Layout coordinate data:

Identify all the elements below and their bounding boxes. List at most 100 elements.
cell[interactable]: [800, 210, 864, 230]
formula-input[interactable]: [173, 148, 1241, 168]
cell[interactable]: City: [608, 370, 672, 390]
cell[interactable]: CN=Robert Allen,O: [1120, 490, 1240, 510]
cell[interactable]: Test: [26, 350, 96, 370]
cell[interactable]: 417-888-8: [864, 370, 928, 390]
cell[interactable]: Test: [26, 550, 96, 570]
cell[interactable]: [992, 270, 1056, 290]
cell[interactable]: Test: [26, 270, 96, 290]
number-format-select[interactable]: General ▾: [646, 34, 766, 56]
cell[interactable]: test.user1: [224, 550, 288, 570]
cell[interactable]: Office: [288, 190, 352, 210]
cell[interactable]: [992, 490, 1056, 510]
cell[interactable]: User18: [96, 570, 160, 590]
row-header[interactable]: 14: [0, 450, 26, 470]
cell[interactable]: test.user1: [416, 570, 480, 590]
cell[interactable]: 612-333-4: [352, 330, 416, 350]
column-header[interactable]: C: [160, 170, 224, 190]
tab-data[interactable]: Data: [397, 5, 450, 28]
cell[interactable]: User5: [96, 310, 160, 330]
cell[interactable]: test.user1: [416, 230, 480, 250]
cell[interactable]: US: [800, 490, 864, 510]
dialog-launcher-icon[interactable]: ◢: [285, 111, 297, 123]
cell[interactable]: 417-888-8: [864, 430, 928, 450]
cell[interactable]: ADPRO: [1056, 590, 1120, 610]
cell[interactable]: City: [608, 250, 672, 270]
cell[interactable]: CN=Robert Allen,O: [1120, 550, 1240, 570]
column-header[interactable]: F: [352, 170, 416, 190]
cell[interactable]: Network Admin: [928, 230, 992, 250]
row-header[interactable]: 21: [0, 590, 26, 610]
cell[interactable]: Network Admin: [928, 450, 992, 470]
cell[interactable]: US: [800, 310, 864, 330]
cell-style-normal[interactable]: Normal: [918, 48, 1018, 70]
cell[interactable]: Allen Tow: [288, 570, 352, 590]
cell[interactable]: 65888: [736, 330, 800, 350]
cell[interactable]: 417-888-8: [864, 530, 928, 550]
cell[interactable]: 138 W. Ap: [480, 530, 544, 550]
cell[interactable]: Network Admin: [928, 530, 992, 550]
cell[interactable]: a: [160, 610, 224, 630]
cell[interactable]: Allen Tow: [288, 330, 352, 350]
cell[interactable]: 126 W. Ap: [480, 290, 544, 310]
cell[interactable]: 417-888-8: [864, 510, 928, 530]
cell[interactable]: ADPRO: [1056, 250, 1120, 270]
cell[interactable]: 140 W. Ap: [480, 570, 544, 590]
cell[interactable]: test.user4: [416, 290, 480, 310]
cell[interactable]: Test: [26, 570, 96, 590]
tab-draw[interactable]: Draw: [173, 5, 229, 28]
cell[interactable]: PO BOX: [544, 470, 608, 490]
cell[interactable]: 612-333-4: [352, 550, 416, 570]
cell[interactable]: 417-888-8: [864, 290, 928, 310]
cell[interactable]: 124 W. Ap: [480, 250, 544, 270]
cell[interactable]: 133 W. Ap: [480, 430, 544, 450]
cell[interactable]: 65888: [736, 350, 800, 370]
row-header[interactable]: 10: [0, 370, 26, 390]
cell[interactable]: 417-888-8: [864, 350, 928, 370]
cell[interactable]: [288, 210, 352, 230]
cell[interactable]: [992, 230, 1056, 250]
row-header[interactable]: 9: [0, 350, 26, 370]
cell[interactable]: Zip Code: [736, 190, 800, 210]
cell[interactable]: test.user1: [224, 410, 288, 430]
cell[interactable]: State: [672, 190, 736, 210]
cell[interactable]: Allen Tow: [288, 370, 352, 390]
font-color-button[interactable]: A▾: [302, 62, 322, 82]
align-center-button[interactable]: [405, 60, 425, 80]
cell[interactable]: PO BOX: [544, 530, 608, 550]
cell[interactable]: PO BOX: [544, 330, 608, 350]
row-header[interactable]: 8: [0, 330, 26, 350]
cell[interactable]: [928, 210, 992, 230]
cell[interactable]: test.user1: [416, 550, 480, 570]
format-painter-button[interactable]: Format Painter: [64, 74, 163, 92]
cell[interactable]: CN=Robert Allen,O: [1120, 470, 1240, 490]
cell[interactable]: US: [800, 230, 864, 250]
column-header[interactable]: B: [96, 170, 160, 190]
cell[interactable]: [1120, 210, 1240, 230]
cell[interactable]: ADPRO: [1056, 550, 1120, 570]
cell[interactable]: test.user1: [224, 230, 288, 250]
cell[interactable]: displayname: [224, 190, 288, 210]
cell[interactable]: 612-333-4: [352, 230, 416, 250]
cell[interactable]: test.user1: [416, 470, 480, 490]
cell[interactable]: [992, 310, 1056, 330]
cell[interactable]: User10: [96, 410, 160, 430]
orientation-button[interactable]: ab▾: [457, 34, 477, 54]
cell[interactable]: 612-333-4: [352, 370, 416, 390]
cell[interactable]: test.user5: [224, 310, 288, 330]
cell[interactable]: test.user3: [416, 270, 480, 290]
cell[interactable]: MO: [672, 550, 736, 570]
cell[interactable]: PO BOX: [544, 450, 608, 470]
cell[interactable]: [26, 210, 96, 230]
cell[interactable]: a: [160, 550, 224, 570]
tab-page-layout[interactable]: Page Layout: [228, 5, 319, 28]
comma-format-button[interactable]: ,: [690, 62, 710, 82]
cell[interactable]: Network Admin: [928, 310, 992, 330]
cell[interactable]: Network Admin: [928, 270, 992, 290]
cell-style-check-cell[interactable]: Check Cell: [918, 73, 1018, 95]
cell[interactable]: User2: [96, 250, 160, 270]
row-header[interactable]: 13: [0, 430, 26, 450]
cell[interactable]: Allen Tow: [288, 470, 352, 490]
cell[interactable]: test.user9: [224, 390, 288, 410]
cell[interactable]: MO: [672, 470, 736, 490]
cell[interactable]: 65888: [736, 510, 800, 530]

EXERCISE DESCRIPTION
Update the lines above by changing each "Network Admin" to "Systems Admin" and leaving everything else as it is.

THE ANSWER
Identify all the elements below and their bounding boxes. List at most 100 elements.
cell[interactable]: [800, 210, 864, 230]
formula-input[interactable]: [173, 148, 1241, 168]
cell[interactable]: City: [608, 370, 672, 390]
cell[interactable]: CN=Robert Allen,O: [1120, 490, 1240, 510]
cell[interactable]: Test: [26, 350, 96, 370]
cell[interactable]: 417-888-8: [864, 370, 928, 390]
cell[interactable]: Test: [26, 550, 96, 570]
cell[interactable]: [992, 270, 1056, 290]
cell[interactable]: Test: [26, 270, 96, 290]
number-format-select[interactable]: General ▾: [646, 34, 766, 56]
cell[interactable]: test.user1: [224, 550, 288, 570]
cell[interactable]: Office: [288, 190, 352, 210]
cell[interactable]: [992, 490, 1056, 510]
cell[interactable]: User18: [96, 570, 160, 590]
row-header[interactable]: 14: [0, 450, 26, 470]
cell[interactable]: test.user1: [416, 570, 480, 590]
cell[interactable]: 612-333-4: [352, 330, 416, 350]
column-header[interactable]: C: [160, 170, 224, 190]
tab-data[interactable]: Data: [397, 5, 450, 28]
cell[interactable]: User5: [96, 310, 160, 330]
cell[interactable]: test.user1: [416, 230, 480, 250]
cell[interactable]: US: [800, 490, 864, 510]
dialog-launcher-icon[interactable]: ◢: [285, 111, 297, 123]
cell[interactable]: 417-888-8: [864, 430, 928, 450]
cell[interactable]: ADPRO: [1056, 590, 1120, 610]
cell[interactable]: City: [608, 250, 672, 270]
cell[interactable]: CN=Robert Allen,O: [1120, 550, 1240, 570]
column-header[interactable]: F: [352, 170, 416, 190]
cell[interactable]: Systems Admin: [928, 230, 992, 250]
row-header[interactable]: 21: [0, 590, 26, 610]
cell[interactable]: Systems Admin: [928, 450, 992, 470]
cell[interactable]: US: [800, 310, 864, 330]
cell-style-normal[interactable]: Normal: [918, 48, 1018, 70]
cell[interactable]: Allen Tow: [288, 570, 352, 590]
cell[interactable]: 65888: [736, 330, 800, 350]
cell[interactable]: 417-888-8: [864, 530, 928, 550]
cell[interactable]: 138 W. Ap: [480, 530, 544, 550]
cell[interactable]: Systems Admin: [928, 530, 992, 550]
cell[interactable]: a: [160, 610, 224, 630]
cell[interactable]: Allen Tow: [288, 330, 352, 350]
cell[interactable]: 126 W. Ap: [480, 290, 544, 310]
cell[interactable]: 417-888-8: [864, 510, 928, 530]
cell[interactable]: ADPRO: [1056, 250, 1120, 270]
cell[interactable]: 140 W. Ap: [480, 570, 544, 590]
cell[interactable]: test.user4: [416, 290, 480, 310]
cell[interactable]: Test: [26, 570, 96, 590]
tab-draw[interactable]: Draw: [173, 5, 229, 28]
cell[interactable]: PO BOX: [544, 470, 608, 490]
cell[interactable]: 612-333-4: [352, 550, 416, 570]
cell[interactable]: 417-888-8: [864, 290, 928, 310]
cell[interactable]: 124 W. Ap: [480, 250, 544, 270]
cell[interactable]: 133 W. Ap: [480, 430, 544, 450]
cell[interactable]: 65888: [736, 350, 800, 370]
row-header[interactable]: 10: [0, 370, 26, 390]
cell[interactable]: 417-888-8: [864, 350, 928, 370]
cell[interactable]: [288, 210, 352, 230]
cell[interactable]: [992, 230, 1056, 250]
row-header[interactable]: 9: [0, 350, 26, 370]
cell[interactable]: Zip Code: [736, 190, 800, 210]
cell[interactable]: test.user1: [224, 410, 288, 430]
cell[interactable]: State: [672, 190, 736, 210]
cell[interactable]: Allen Tow: [288, 370, 352, 390]
font-color-button[interactable]: A▾: [302, 62, 322, 82]
align-center-button[interactable]: [405, 60, 425, 80]
cell[interactable]: PO BOX: [544, 530, 608, 550]
cell[interactable]: PO BOX: [544, 330, 608, 350]
row-header[interactable]: 8: [0, 330, 26, 350]
cell[interactable]: [928, 210, 992, 230]
cell[interactable]: test.user1: [416, 550, 480, 570]
format-painter-button[interactable]: Format Painter: [64, 74, 163, 92]
cell[interactable]: CN=Robert Allen,O: [1120, 470, 1240, 490]
cell[interactable]: US: [800, 230, 864, 250]
column-header[interactable]: B: [96, 170, 160, 190]
cell[interactable]: [1120, 210, 1240, 230]
cell[interactable]: ADPRO: [1056, 550, 1120, 570]
cell[interactable]: test.user1: [224, 230, 288, 250]
cell[interactable]: displayname: [224, 190, 288, 210]
cell[interactable]: 612-333-4: [352, 230, 416, 250]
cell[interactable]: test.user1: [416, 470, 480, 490]
cell[interactable]: [992, 310, 1056, 330]
cell[interactable]: User10: [96, 410, 160, 430]
orientation-button[interactable]: ab▾: [457, 34, 477, 54]
cell[interactable]: 612-333-4: [352, 370, 416, 390]
cell[interactable]: test.user5: [224, 310, 288, 330]
cell[interactable]: test.user3: [416, 270, 480, 290]
cell[interactable]: MO: [672, 550, 736, 570]
cell[interactable]: PO BOX: [544, 450, 608, 470]
cell[interactable]: [26, 210, 96, 230]
cell[interactable]: a: [160, 550, 224, 570]
tab-page-layout[interactable]: Page Layout: [228, 5, 319, 28]
comma-format-button[interactable]: ,: [690, 62, 710, 82]
cell[interactable]: Systems Admin: [928, 310, 992, 330]
cell[interactable]: Systems Admin: [928, 270, 992, 290]
cell-style-check-cell[interactable]: Check Cell: [918, 73, 1018, 95]
cell[interactable]: User2: [96, 250, 160, 270]
row-header[interactable]: 13: [0, 430, 26, 450]
cell[interactable]: Allen Tow: [288, 470, 352, 490]
cell[interactable]: test.user9: [224, 390, 288, 410]
cell[interactable]: MO: [672, 470, 736, 490]
cell[interactable]: 65888: [736, 510, 800, 530]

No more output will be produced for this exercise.